Go through the entries below and collect each line with the string "voyage" in it.

Extracted information =
+ + + + +

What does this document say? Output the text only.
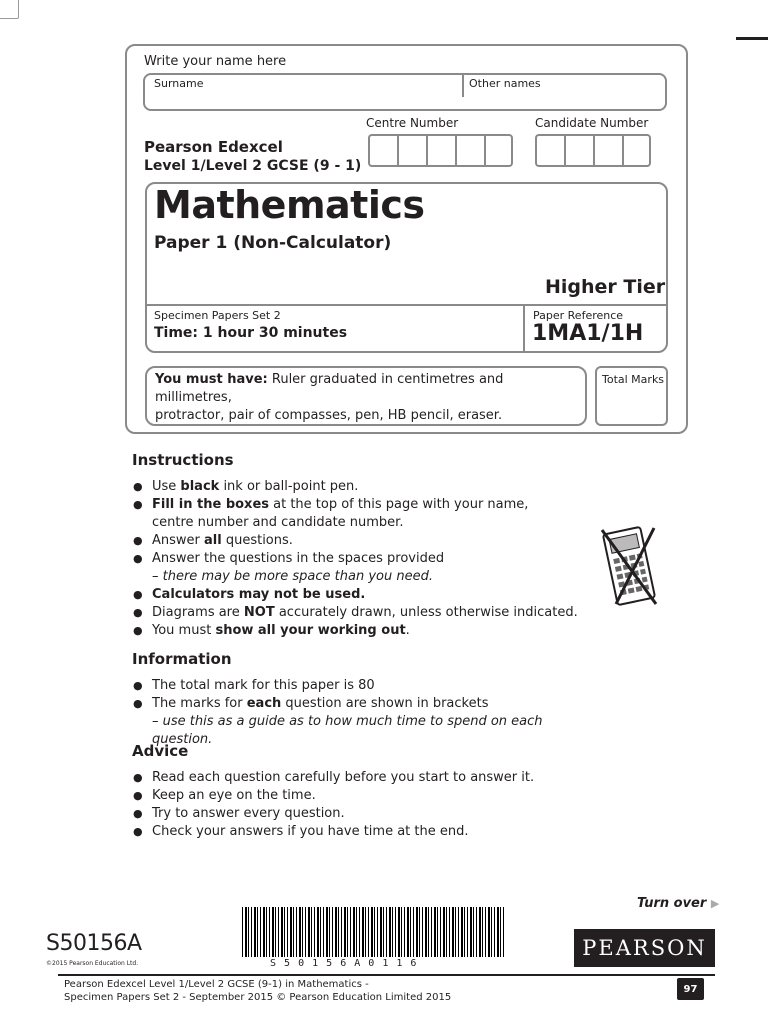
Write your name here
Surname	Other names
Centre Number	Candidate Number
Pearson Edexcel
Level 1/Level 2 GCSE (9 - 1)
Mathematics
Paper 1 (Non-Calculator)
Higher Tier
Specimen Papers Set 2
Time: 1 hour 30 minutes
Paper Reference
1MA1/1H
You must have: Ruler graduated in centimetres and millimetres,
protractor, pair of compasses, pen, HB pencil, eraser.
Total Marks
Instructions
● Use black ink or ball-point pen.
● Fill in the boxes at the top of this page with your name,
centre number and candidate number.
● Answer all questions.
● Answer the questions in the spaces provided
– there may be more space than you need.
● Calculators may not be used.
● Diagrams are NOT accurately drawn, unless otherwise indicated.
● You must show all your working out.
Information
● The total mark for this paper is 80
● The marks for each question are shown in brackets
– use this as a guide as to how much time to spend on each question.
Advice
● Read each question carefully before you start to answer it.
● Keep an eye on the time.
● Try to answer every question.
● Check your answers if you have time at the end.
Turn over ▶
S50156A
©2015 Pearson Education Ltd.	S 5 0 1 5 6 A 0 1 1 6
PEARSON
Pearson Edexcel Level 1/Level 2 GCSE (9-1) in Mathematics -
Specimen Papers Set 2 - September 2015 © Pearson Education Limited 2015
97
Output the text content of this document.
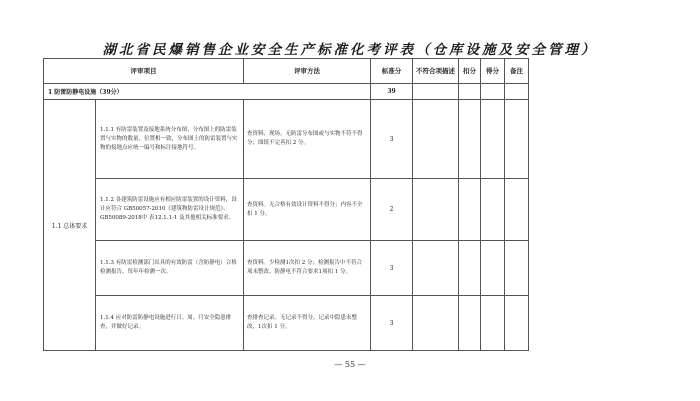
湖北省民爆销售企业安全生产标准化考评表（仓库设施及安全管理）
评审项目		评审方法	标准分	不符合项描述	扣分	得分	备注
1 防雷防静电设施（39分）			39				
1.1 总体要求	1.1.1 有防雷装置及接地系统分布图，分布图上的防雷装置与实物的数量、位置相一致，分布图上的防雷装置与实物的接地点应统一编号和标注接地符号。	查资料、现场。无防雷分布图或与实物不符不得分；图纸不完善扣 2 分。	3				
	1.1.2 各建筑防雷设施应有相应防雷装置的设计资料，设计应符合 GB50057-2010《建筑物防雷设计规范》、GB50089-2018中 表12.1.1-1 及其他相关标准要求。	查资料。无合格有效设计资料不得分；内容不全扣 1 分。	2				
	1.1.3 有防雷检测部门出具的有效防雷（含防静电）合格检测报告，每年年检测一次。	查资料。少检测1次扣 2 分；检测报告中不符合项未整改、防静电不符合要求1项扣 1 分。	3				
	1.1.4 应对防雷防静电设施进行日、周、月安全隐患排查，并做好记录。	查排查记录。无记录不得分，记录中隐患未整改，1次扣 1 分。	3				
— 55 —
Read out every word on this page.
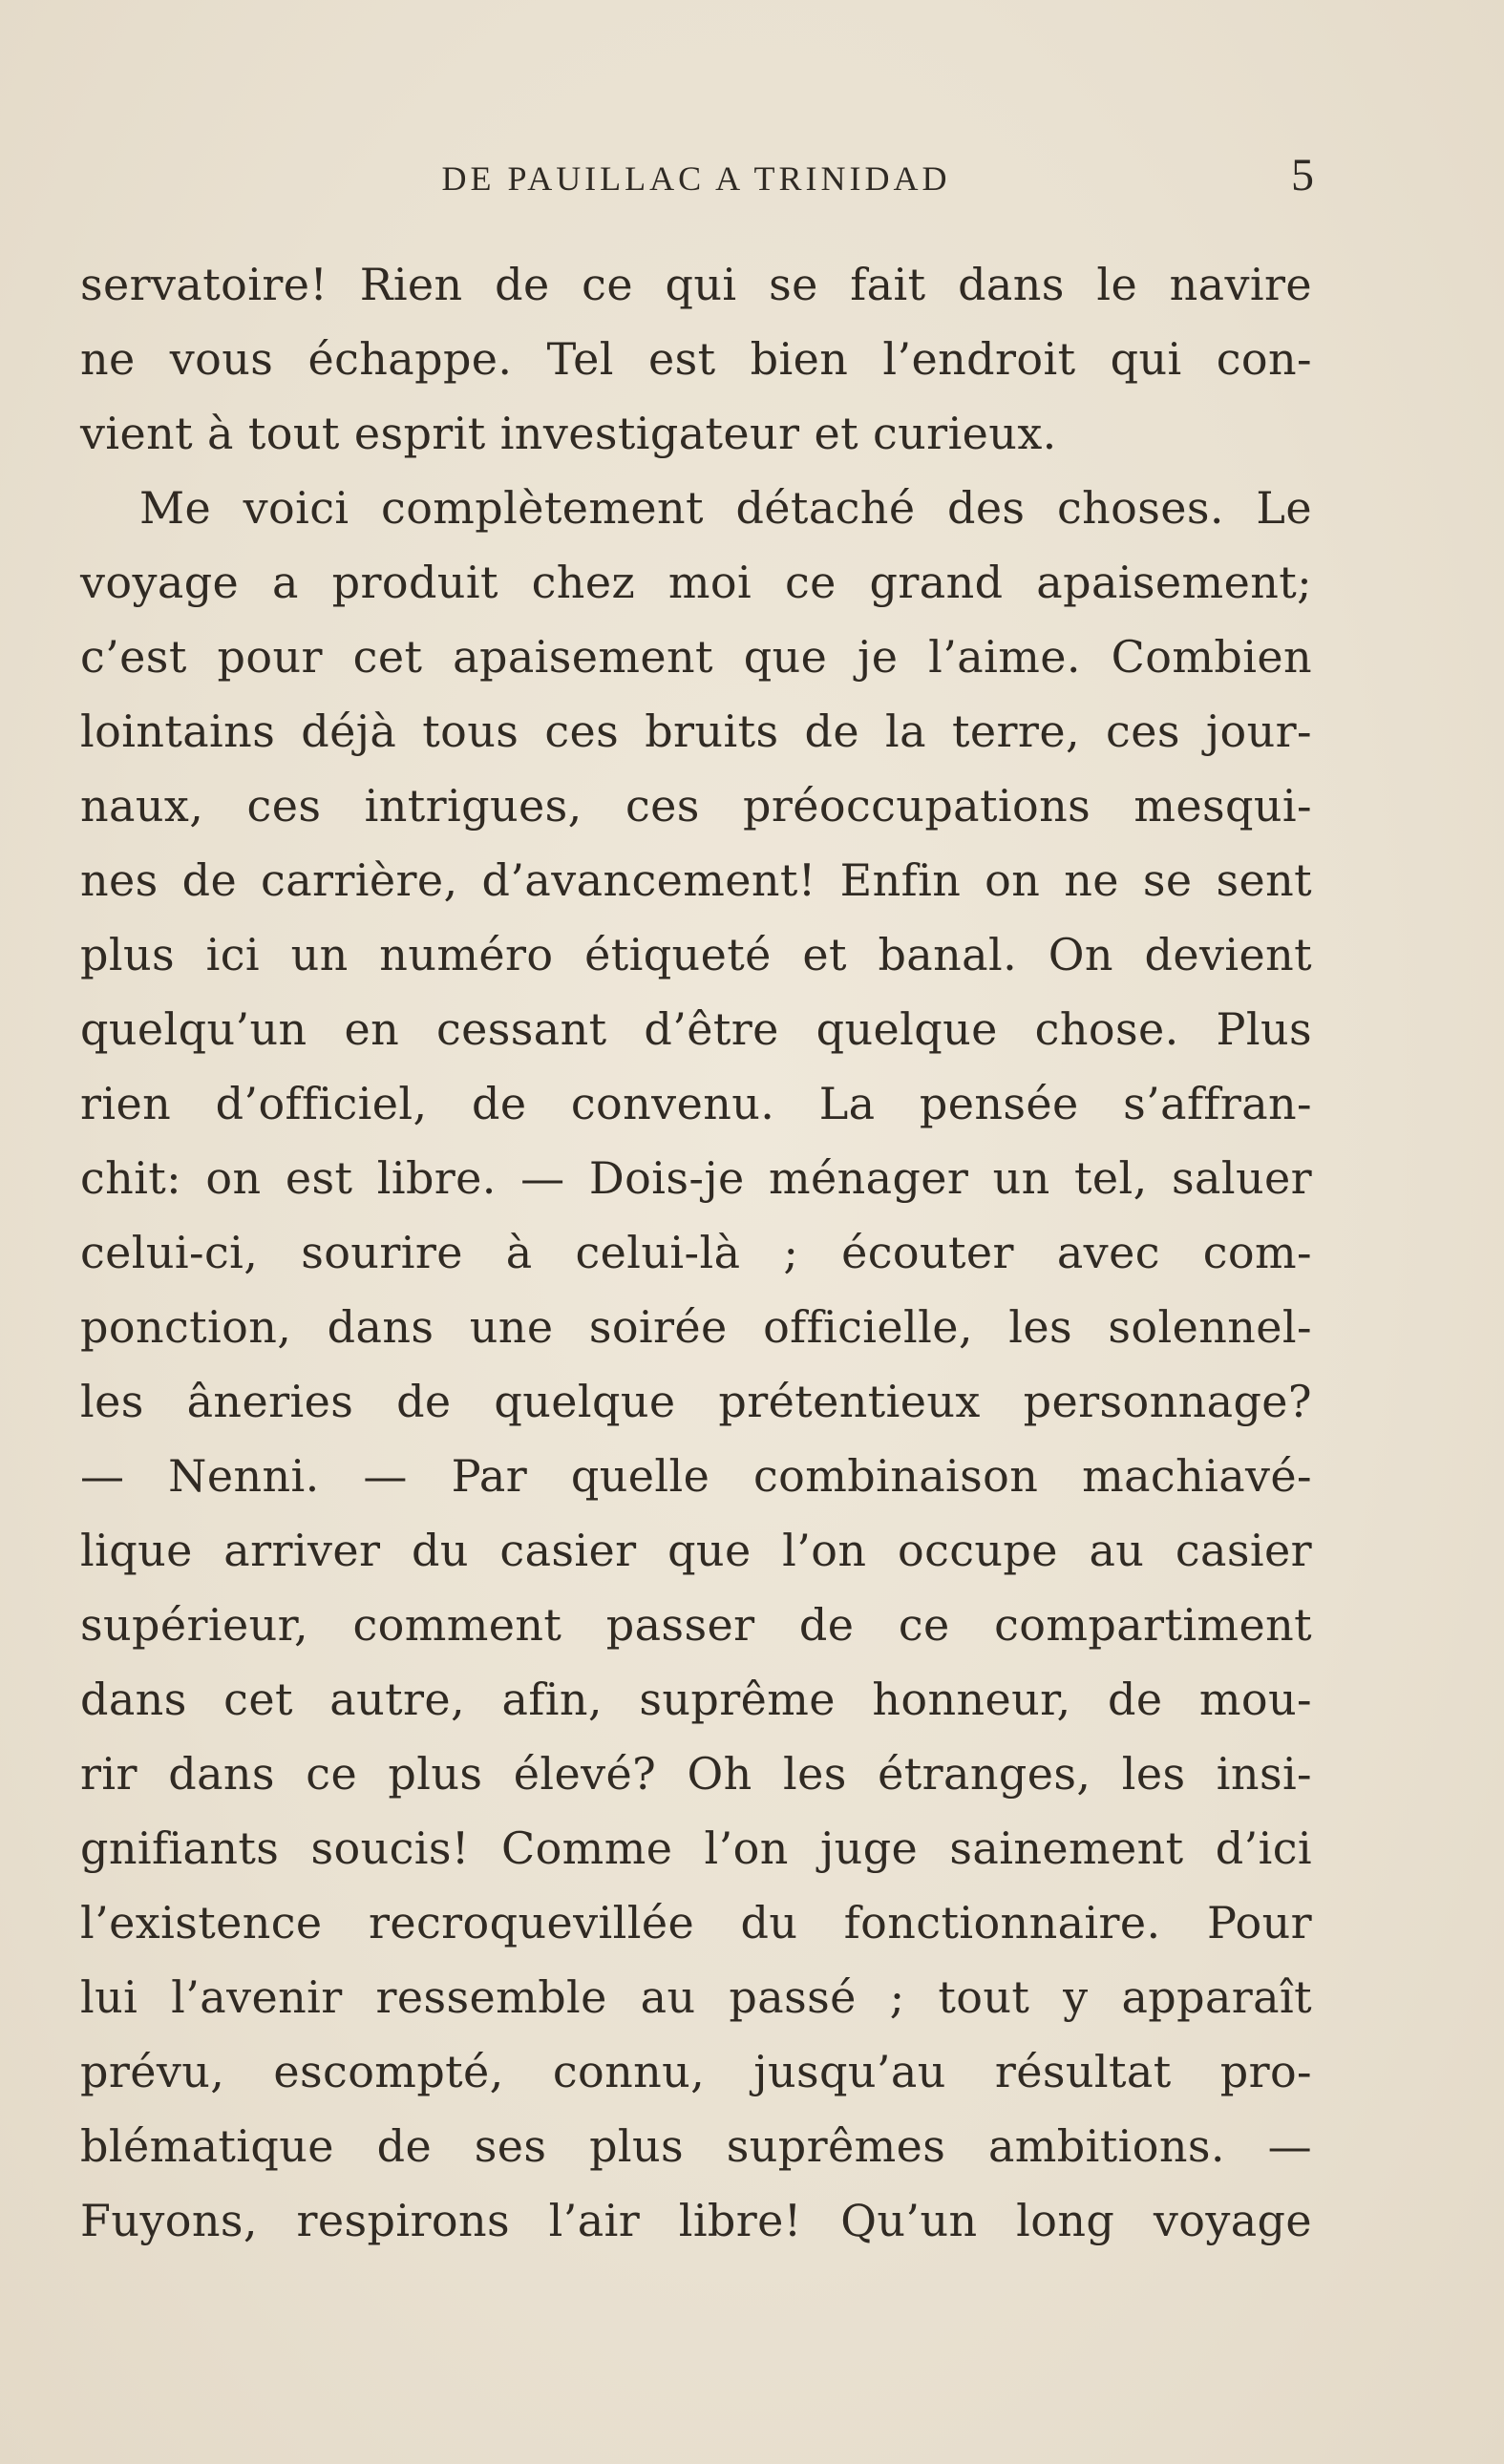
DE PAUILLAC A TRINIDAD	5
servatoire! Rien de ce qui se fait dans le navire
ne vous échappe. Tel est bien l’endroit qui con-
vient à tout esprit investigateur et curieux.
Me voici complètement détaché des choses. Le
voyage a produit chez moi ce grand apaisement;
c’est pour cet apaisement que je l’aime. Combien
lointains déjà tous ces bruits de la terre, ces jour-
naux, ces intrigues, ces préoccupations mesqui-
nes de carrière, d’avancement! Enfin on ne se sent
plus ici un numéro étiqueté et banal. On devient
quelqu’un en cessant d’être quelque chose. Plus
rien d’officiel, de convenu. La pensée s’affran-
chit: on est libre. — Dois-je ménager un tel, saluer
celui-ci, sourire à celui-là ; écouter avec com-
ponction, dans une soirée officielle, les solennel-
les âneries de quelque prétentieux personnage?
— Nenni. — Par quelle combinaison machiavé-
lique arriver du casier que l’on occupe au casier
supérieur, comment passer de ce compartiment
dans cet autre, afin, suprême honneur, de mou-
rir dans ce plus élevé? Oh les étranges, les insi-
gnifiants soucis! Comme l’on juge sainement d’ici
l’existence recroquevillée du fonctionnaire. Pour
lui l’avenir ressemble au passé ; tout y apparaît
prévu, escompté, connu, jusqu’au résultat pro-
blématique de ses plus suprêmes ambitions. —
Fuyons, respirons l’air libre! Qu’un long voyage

+ + + + +

Solution for this exercise =
voyage a produit chez moi ce grand apaisement;
Fuyons, respirons l’air libre! Qu’un long voyage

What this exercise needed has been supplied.